Echo the part that opens with the line containing "List each element" and closes with the line containing "770, 590, 783]", copying both of those lines along with everything between them. Leave the pictures out of your answer.

## Records for processing
....................
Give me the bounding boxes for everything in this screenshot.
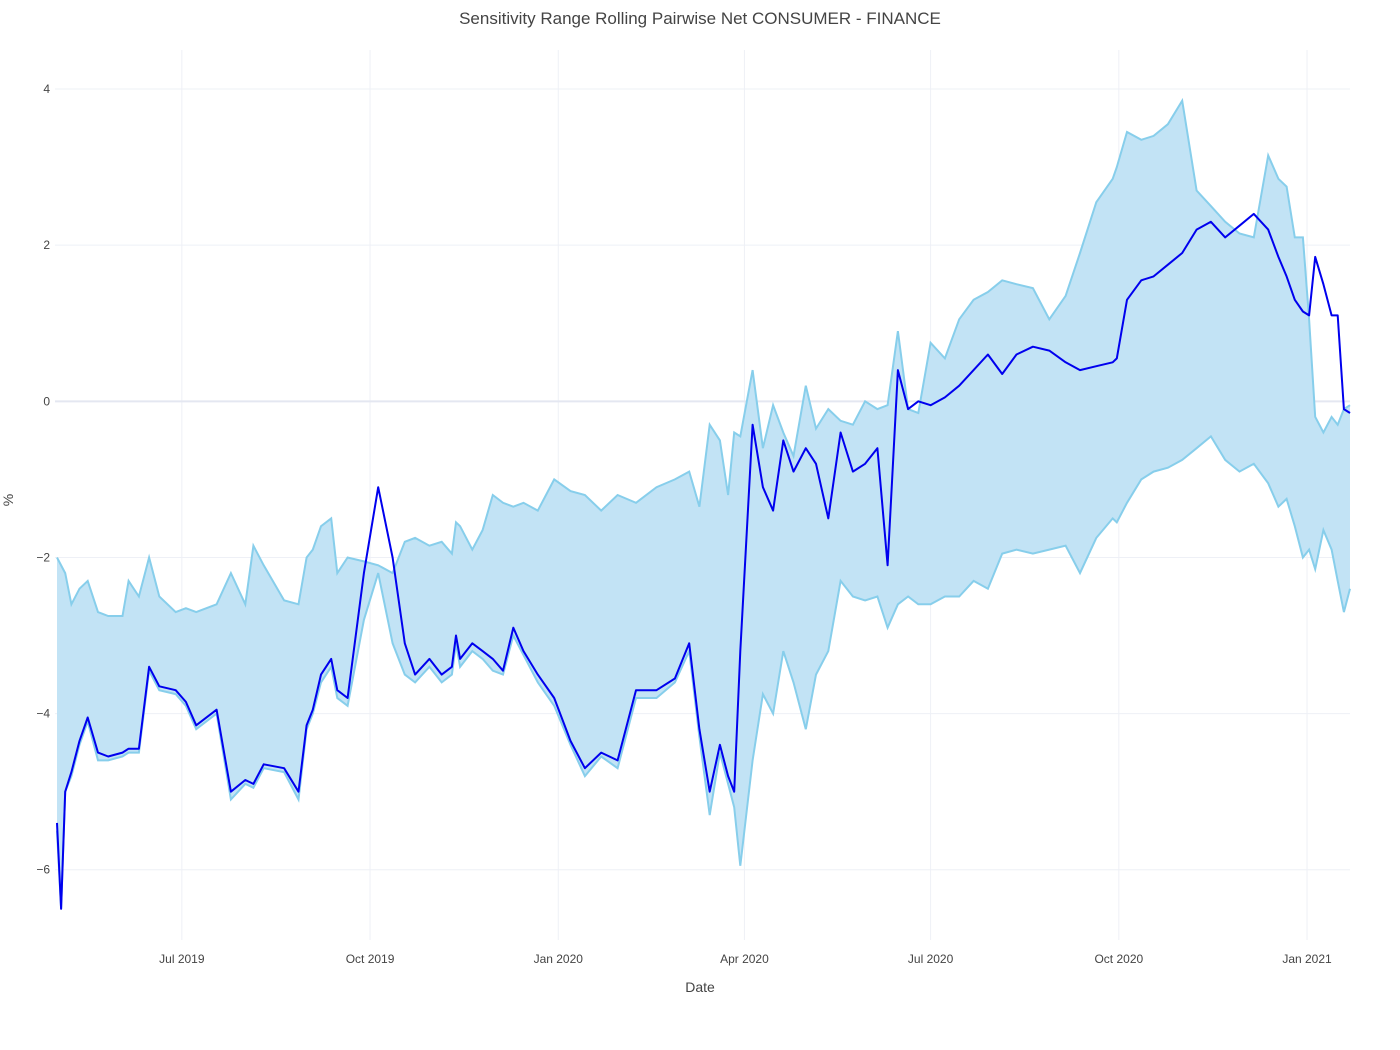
....................
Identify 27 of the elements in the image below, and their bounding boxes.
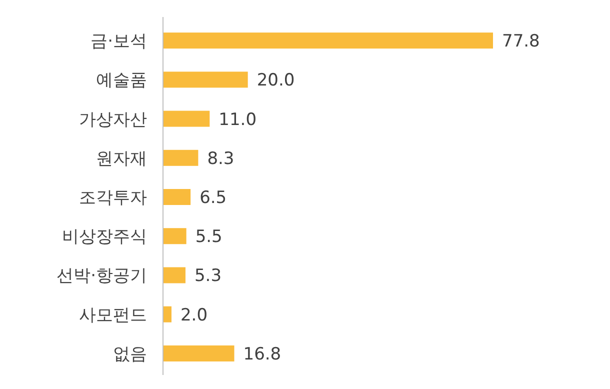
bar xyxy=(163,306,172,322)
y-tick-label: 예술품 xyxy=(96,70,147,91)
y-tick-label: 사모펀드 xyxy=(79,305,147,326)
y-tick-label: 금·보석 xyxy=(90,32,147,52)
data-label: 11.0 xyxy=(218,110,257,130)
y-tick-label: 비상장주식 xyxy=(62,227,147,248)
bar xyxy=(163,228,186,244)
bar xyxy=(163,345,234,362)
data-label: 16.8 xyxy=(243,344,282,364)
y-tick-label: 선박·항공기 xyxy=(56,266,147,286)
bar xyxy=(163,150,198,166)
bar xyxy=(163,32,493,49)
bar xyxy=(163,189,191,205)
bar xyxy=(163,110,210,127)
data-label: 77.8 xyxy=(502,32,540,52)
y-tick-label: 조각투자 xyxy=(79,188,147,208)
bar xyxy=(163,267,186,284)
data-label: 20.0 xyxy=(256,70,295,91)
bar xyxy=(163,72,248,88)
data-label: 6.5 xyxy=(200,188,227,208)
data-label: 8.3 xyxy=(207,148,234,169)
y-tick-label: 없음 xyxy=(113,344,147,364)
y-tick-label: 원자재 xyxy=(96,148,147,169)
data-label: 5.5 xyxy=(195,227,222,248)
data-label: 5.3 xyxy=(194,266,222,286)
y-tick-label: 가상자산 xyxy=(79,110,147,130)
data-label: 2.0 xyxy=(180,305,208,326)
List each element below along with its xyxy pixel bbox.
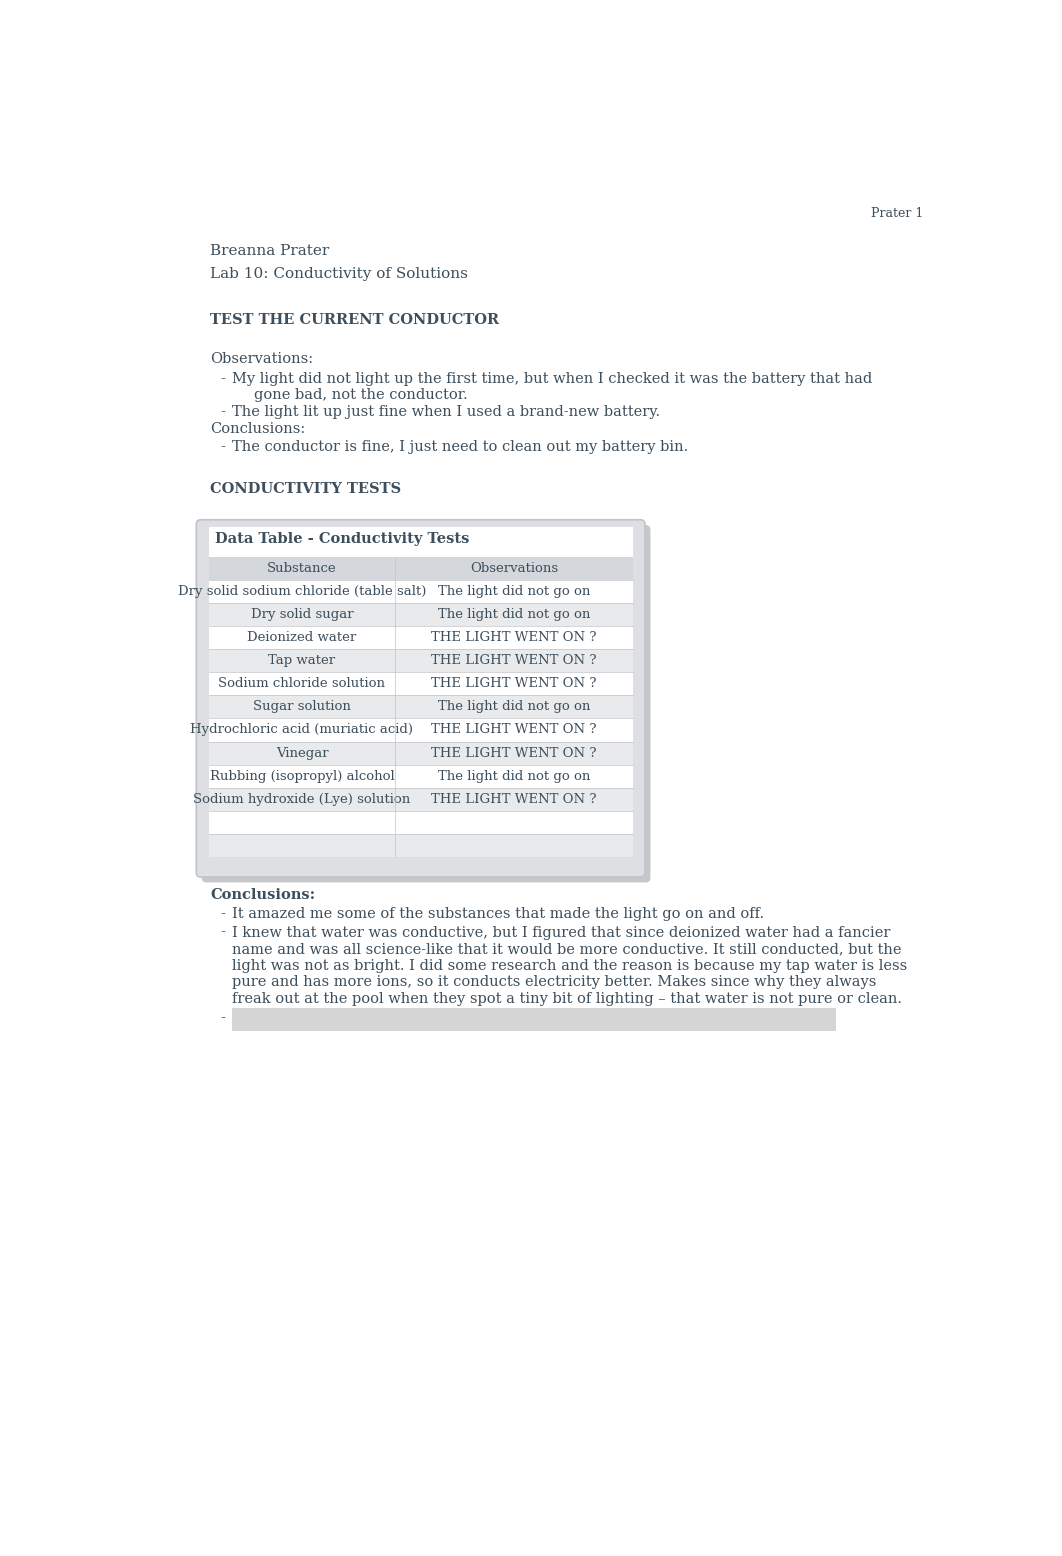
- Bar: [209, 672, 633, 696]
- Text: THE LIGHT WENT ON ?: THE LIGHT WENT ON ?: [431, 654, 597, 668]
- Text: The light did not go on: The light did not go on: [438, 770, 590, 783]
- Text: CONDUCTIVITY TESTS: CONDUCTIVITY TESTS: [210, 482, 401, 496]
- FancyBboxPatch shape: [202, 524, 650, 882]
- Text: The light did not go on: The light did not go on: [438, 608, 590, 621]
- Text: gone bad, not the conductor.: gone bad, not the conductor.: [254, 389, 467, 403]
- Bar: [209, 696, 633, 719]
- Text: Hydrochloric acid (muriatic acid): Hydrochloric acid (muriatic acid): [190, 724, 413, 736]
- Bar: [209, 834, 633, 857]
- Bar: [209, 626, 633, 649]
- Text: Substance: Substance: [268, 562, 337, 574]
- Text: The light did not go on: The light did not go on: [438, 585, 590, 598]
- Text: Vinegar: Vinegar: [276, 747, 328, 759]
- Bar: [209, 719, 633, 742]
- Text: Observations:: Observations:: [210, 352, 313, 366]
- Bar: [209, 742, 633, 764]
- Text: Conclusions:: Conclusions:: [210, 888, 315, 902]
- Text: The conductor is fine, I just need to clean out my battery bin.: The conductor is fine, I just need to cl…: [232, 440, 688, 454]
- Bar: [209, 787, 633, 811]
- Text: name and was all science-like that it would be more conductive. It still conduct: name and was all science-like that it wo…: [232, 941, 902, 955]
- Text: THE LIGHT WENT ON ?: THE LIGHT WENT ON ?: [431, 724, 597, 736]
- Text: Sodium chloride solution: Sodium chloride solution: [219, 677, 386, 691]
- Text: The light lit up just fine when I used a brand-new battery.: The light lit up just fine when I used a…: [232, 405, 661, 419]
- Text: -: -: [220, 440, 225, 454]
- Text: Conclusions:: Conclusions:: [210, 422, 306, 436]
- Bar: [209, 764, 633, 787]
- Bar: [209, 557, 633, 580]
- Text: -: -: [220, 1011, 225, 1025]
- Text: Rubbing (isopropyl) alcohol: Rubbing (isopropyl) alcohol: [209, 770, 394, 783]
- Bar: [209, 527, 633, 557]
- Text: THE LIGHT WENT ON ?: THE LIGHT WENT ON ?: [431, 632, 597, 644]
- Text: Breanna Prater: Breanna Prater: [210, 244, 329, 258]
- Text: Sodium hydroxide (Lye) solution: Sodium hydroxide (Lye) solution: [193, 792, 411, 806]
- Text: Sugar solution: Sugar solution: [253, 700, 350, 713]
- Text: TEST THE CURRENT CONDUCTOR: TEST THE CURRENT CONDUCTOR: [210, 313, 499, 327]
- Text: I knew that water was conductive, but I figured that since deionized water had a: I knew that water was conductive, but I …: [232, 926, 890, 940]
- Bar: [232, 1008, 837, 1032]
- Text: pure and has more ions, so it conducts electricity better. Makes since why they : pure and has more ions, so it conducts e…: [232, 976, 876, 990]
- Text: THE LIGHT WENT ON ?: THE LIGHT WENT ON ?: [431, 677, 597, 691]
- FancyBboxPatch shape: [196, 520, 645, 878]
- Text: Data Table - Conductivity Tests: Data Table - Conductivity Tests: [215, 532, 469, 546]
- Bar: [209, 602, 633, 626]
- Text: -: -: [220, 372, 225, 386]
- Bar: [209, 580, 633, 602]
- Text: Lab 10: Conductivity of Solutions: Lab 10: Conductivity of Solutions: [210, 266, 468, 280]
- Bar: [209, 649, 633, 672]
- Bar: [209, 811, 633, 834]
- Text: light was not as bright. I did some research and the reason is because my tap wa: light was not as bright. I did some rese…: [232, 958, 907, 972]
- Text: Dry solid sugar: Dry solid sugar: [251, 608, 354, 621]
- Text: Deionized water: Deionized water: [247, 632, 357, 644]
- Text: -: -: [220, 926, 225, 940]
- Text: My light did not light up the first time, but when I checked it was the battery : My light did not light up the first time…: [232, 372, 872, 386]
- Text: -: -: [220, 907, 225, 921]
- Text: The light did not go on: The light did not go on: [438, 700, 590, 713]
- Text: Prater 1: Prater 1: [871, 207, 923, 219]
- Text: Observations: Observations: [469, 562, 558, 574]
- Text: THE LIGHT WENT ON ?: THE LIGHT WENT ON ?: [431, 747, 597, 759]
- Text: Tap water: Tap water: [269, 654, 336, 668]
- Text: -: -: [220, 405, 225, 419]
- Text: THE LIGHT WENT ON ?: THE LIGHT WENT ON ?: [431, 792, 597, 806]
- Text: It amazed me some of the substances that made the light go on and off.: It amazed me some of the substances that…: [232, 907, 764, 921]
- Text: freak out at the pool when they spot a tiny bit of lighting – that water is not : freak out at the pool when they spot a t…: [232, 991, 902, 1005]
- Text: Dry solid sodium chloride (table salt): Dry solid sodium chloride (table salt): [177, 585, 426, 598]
....................
## Correct answer
List each element below along with its xyxy pixel bbox.
- Bar: [209, 672, 633, 696]
- Text: THE LIGHT WENT ON ?: THE LIGHT WENT ON ?: [431, 654, 597, 668]
- Text: The light did not go on: The light did not go on: [438, 770, 590, 783]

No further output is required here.